> _What the task asks_: Give, as a bare number, the count of lines that contain the word "Wireless".

==== Raw data

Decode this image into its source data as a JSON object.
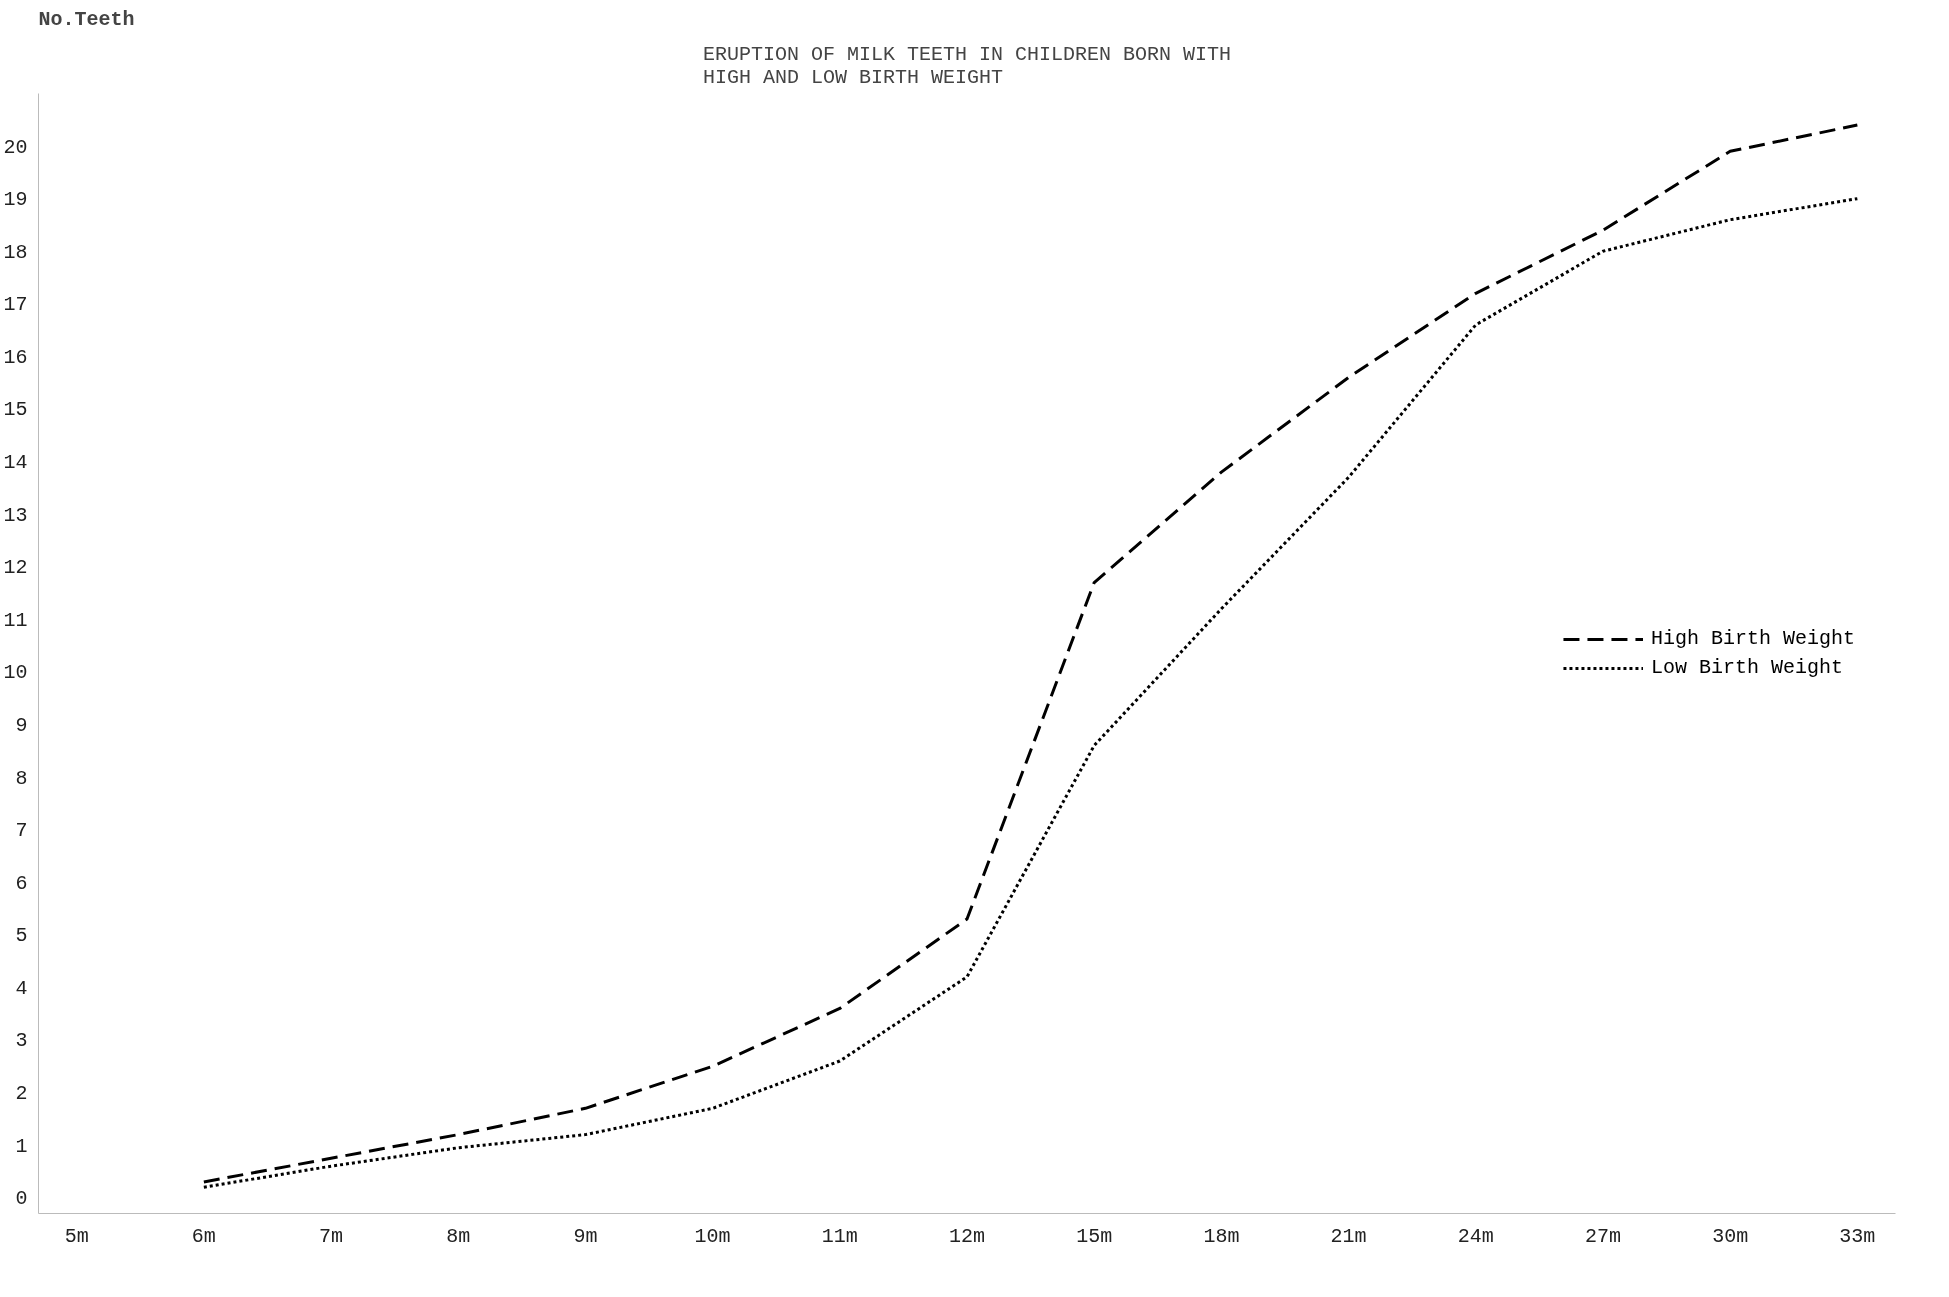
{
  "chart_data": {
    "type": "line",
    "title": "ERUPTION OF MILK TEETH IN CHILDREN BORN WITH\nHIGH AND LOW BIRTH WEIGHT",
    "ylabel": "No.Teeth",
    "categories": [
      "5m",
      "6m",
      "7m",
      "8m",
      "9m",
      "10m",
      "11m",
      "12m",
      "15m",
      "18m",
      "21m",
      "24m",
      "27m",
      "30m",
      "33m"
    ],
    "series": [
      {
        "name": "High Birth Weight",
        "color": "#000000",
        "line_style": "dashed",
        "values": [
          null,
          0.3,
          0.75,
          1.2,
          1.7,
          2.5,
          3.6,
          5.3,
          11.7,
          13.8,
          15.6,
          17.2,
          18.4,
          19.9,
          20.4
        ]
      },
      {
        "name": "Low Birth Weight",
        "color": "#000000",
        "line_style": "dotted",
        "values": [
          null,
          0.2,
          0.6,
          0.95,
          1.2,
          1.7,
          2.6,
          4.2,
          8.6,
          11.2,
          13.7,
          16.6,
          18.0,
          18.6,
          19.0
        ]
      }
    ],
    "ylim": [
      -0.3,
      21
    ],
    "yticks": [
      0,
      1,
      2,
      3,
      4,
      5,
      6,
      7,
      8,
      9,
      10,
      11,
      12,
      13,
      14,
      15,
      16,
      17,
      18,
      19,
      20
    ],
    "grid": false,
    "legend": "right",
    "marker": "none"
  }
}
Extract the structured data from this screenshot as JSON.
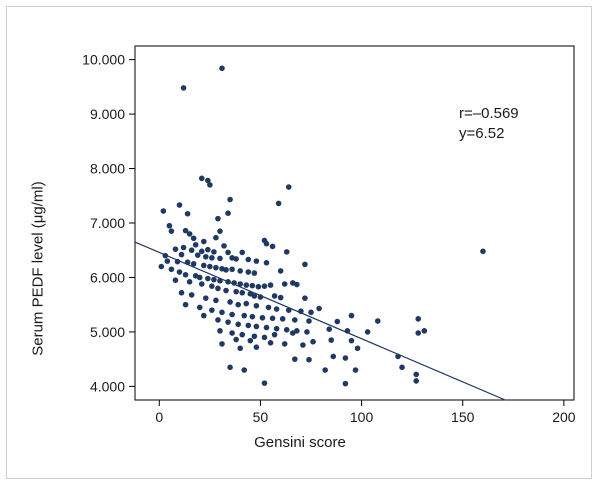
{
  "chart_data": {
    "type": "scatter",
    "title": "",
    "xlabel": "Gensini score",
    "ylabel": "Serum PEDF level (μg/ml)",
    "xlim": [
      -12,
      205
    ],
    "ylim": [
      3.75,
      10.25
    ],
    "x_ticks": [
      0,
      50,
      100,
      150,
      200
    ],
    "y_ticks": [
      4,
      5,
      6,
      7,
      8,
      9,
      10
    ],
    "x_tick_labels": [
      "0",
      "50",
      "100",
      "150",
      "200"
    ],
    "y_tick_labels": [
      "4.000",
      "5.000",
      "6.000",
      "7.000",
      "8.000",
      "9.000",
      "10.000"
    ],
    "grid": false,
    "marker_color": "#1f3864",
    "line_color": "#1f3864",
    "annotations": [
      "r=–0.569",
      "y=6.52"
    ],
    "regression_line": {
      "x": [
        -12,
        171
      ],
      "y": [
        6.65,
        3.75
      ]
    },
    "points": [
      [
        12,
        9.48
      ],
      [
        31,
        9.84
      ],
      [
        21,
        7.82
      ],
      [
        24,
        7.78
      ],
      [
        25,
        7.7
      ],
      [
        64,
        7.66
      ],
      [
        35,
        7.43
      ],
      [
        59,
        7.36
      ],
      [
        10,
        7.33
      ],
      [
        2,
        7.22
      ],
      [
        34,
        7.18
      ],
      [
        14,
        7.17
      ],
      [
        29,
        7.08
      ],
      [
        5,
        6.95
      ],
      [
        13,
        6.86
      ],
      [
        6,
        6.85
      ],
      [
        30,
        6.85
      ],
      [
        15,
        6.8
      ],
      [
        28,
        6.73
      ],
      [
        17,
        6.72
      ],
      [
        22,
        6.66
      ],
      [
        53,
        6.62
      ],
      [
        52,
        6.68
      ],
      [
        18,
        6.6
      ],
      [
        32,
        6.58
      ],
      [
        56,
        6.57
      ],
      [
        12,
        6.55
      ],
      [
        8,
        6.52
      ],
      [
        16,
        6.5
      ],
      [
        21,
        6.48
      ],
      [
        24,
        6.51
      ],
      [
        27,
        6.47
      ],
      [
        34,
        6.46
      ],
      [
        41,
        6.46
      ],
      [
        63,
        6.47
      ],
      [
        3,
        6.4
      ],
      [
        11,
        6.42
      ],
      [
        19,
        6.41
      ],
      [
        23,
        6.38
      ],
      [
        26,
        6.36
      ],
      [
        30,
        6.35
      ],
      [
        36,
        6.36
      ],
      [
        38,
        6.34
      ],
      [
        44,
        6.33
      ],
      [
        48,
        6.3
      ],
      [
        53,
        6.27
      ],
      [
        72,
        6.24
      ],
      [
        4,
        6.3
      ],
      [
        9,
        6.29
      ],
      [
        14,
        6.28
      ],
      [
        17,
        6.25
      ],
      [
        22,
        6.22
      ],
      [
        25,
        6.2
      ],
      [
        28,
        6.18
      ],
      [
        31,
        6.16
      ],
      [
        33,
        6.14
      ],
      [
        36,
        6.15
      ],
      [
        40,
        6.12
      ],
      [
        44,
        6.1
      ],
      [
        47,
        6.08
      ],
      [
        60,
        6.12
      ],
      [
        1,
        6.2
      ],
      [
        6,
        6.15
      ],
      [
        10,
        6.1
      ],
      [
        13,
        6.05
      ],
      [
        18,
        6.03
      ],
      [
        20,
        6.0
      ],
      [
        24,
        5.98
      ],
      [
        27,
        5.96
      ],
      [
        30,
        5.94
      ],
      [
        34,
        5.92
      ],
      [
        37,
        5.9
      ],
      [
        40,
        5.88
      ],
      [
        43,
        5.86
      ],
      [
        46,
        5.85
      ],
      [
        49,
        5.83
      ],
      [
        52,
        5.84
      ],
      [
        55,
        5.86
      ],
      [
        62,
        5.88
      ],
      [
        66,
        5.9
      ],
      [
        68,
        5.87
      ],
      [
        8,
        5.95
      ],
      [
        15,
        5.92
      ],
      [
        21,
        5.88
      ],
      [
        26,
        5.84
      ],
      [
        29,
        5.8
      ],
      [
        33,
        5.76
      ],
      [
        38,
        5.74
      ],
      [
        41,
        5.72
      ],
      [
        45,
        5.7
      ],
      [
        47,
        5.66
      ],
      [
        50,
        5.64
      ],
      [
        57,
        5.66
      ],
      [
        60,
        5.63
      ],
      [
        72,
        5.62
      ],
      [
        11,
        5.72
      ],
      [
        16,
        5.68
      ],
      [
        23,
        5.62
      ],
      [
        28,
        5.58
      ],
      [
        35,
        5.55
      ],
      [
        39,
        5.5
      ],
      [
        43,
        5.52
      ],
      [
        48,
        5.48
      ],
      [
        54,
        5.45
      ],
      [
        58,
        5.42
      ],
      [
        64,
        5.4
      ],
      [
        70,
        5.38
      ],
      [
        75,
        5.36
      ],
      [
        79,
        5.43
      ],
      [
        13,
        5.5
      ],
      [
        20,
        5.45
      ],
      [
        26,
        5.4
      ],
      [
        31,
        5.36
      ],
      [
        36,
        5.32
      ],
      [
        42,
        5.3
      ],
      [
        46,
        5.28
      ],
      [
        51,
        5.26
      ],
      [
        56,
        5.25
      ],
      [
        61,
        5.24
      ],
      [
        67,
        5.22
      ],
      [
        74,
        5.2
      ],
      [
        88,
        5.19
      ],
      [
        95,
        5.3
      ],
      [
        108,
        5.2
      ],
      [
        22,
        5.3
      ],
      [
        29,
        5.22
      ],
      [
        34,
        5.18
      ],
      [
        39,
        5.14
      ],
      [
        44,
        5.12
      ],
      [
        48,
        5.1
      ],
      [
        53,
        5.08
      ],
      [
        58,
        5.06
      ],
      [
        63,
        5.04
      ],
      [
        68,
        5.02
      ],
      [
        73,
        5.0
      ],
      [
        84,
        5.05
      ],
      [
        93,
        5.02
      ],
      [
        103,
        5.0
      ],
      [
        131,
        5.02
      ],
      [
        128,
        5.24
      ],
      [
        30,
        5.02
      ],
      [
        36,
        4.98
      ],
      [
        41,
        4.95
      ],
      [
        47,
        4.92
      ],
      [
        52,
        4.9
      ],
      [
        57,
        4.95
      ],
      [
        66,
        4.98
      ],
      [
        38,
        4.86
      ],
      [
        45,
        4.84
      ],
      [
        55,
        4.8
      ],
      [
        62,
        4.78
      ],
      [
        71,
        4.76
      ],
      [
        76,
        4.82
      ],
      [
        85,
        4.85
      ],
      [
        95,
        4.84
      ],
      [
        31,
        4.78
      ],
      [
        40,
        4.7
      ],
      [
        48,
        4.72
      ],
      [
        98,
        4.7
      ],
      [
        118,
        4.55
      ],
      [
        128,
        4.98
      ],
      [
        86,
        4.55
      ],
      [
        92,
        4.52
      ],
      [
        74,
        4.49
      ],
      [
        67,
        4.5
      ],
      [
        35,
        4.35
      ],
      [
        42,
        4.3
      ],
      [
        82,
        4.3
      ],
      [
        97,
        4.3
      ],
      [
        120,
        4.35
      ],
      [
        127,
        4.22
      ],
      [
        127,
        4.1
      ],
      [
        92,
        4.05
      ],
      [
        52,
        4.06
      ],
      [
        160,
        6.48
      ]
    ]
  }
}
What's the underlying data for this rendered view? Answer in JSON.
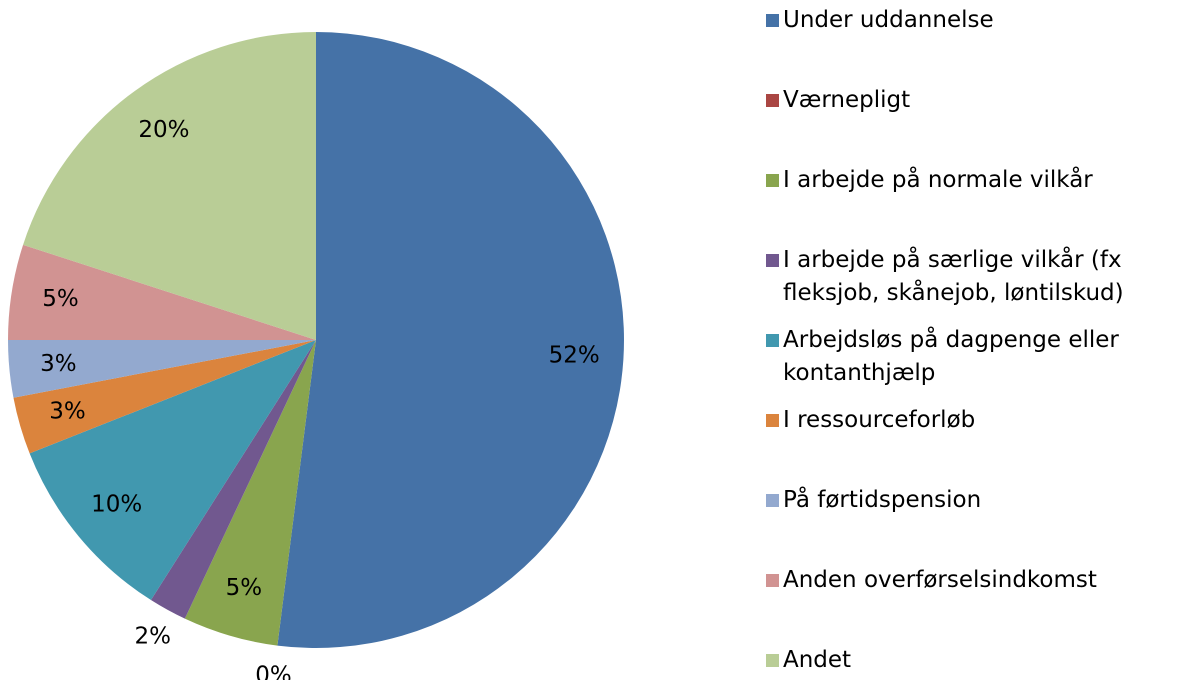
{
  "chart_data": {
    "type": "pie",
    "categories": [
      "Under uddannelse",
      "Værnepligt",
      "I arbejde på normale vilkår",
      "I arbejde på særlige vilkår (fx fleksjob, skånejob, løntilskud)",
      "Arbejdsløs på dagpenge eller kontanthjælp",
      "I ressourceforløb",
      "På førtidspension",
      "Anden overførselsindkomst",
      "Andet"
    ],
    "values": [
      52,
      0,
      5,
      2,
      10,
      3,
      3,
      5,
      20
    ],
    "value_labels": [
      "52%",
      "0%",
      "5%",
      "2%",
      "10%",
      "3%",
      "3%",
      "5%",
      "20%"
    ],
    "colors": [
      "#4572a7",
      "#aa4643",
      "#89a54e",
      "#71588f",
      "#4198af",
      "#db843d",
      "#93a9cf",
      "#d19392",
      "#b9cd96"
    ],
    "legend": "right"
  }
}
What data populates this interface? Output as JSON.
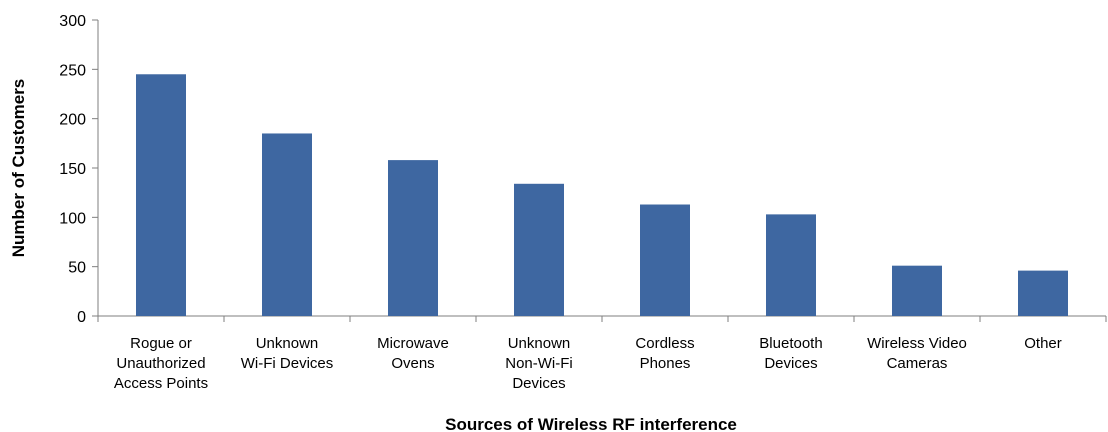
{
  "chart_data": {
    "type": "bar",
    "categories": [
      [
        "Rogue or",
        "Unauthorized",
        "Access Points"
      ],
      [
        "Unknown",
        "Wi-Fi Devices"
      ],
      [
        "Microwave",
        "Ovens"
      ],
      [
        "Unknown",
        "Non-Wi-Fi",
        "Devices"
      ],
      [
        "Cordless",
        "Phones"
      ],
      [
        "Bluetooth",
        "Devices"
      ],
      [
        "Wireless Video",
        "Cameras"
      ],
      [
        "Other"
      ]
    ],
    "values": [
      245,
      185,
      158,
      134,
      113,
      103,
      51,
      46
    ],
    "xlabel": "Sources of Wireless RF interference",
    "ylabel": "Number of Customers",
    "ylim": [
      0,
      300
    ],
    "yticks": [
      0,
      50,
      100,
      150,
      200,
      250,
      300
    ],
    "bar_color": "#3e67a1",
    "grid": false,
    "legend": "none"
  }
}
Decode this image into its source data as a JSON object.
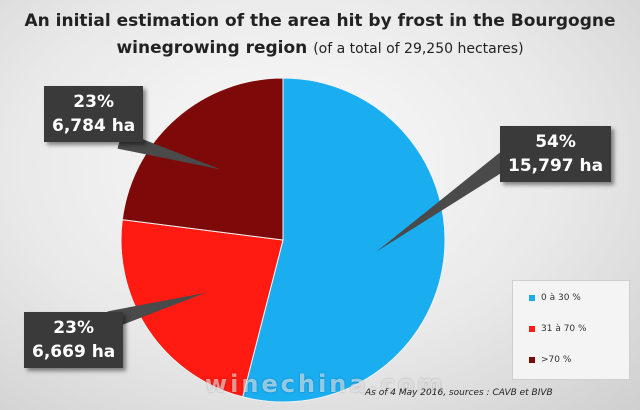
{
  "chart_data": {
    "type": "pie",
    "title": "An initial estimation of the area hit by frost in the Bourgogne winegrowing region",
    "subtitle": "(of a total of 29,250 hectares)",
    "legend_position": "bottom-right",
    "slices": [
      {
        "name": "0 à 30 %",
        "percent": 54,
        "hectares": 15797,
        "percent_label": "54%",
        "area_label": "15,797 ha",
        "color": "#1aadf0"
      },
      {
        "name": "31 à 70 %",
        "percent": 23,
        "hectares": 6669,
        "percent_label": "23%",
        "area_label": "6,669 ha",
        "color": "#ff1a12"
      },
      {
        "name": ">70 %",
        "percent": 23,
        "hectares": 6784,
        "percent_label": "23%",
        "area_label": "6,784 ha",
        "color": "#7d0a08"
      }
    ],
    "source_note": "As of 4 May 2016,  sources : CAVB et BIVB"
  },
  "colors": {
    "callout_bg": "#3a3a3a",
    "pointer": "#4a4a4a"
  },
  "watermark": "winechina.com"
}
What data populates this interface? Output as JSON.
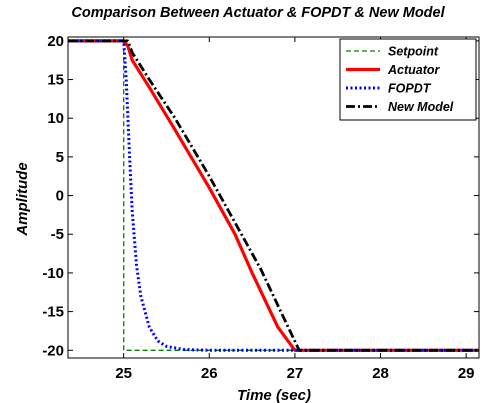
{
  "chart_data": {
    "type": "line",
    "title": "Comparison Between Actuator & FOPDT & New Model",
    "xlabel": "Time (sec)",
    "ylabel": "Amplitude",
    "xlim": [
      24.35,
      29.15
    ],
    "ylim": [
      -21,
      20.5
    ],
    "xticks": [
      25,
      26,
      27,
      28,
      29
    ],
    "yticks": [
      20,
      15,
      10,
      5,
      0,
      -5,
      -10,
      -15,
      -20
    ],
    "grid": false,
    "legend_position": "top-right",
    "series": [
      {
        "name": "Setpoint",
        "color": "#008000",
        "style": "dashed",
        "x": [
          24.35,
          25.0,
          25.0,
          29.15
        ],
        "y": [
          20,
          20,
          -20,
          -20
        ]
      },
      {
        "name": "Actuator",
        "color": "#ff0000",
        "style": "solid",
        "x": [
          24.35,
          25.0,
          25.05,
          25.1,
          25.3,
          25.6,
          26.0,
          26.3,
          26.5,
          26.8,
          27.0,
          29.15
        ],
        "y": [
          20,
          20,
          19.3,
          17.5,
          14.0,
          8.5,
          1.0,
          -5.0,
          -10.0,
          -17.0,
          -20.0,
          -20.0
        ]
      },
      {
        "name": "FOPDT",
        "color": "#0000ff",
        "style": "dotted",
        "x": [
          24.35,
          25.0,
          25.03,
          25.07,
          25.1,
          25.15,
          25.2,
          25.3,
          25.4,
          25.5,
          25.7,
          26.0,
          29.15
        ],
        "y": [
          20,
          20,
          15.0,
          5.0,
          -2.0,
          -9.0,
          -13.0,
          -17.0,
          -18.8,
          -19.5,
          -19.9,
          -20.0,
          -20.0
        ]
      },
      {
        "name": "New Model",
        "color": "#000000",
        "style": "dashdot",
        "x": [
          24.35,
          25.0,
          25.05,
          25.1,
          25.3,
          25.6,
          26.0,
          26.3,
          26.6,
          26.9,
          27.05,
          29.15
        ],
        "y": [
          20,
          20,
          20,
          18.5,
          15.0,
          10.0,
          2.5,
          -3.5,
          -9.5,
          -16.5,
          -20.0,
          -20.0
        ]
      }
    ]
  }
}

========

> _Task solution_: 2